Exercise input -
-- START --

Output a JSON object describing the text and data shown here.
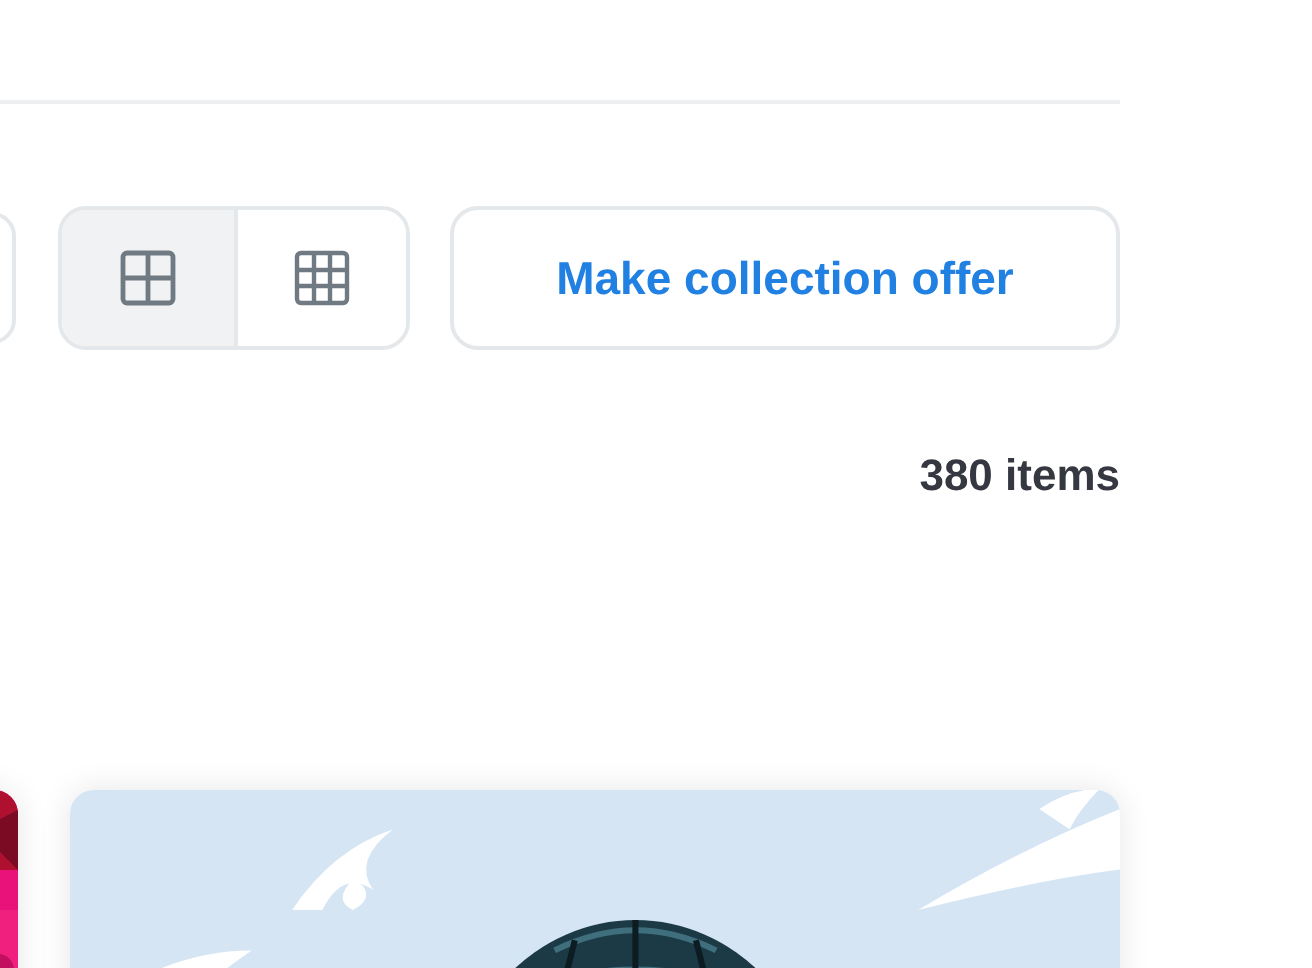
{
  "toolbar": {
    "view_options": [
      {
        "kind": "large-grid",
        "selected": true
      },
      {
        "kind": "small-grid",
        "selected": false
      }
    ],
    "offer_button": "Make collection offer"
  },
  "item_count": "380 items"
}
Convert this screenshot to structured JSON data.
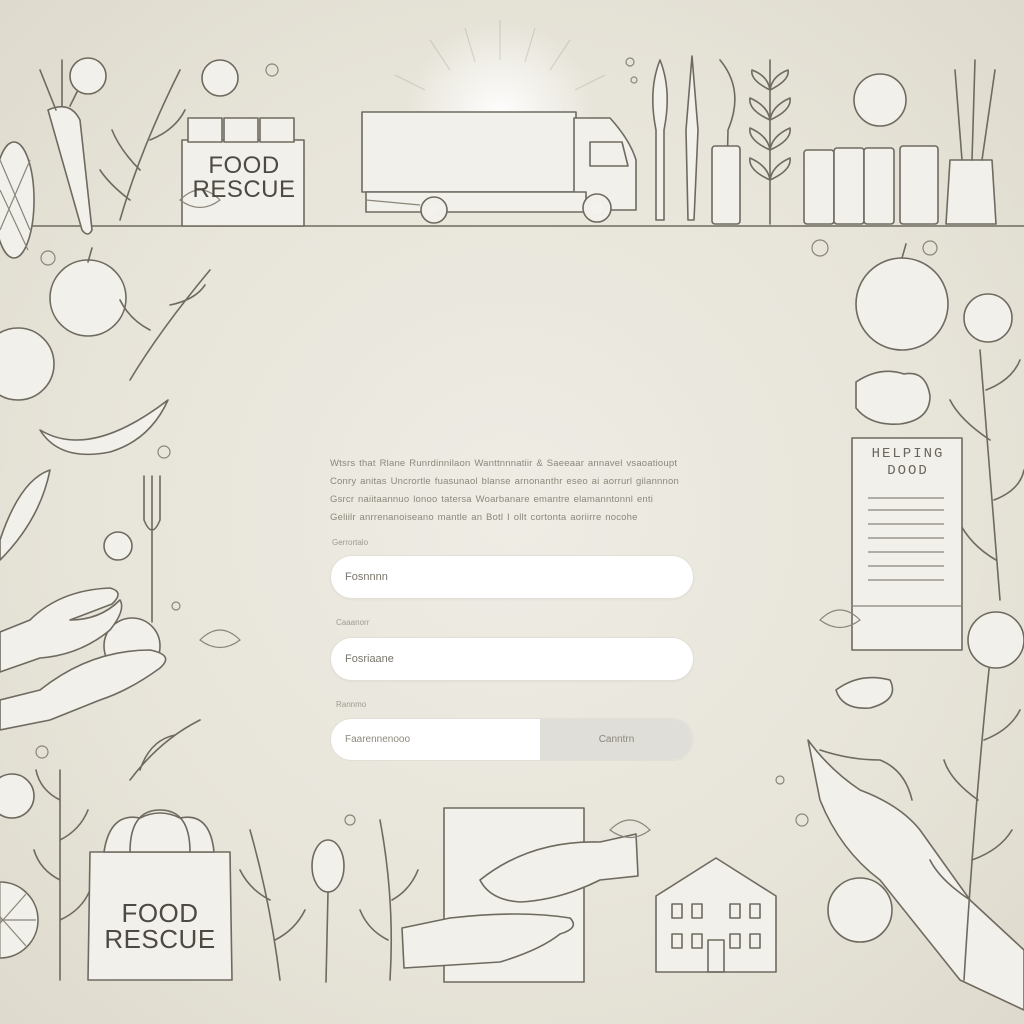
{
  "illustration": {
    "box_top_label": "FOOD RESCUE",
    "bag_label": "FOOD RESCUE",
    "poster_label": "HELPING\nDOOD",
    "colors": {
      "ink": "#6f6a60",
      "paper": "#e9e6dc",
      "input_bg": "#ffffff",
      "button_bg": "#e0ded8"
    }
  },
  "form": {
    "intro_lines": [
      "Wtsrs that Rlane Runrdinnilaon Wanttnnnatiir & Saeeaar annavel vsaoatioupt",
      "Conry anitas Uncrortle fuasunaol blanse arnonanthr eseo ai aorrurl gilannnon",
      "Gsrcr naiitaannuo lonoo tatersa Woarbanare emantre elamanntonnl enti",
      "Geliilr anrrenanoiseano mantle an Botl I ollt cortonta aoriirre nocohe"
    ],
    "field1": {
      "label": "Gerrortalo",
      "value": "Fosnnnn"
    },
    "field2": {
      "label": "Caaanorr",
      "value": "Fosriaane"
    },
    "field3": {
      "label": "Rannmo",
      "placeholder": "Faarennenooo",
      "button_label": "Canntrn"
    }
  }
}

-- END --

Task requirements - Leave out the pictures and transcribe the entries above exactly.

Full output -
Output a JSON object describing the text and data shown here.
{
  "toolbar": {
    "view_options": [
      {
        "kind": "large-grid",
        "selected": true
      },
      {
        "kind": "small-grid",
        "selected": false
      }
    ],
    "offer_button": "Make collection offer"
  },
  "item_count": "380 items"
}
Convert this screenshot to structured JSON data.
{
  "illustration": {
    "box_top_label": "FOOD RESCUE",
    "bag_label": "FOOD RESCUE",
    "poster_label": "HELPING\nDOOD",
    "colors": {
      "ink": "#6f6a60",
      "paper": "#e9e6dc",
      "input_bg": "#ffffff",
      "button_bg": "#e0ded8"
    }
  },
  "form": {
    "intro_lines": [
      "Wtsrs that Rlane Runrdinnilaon Wanttnnnatiir & Saeeaar annavel vsaoatioupt",
      "Conry anitas Uncrortle fuasunaol blanse arnonanthr eseo ai aorrurl gilannnon",
      "Gsrcr naiitaannuo lonoo tatersa Woarbanare emantre elamanntonnl enti",
      "Geliilr anrrenanoiseano mantle an Botl I ollt cortonta aoriirre nocohe"
    ],
    "field1": {
      "label": "Gerrortalo",
      "value": "Fosnnnn"
    },
    "field2": {
      "label": "Caaanorr",
      "value": "Fosriaane"
    },
    "field3": {
      "label": "Rannmo",
      "placeholder": "Faarennenooo",
      "button_label": "Canntrn"
    }
  }
}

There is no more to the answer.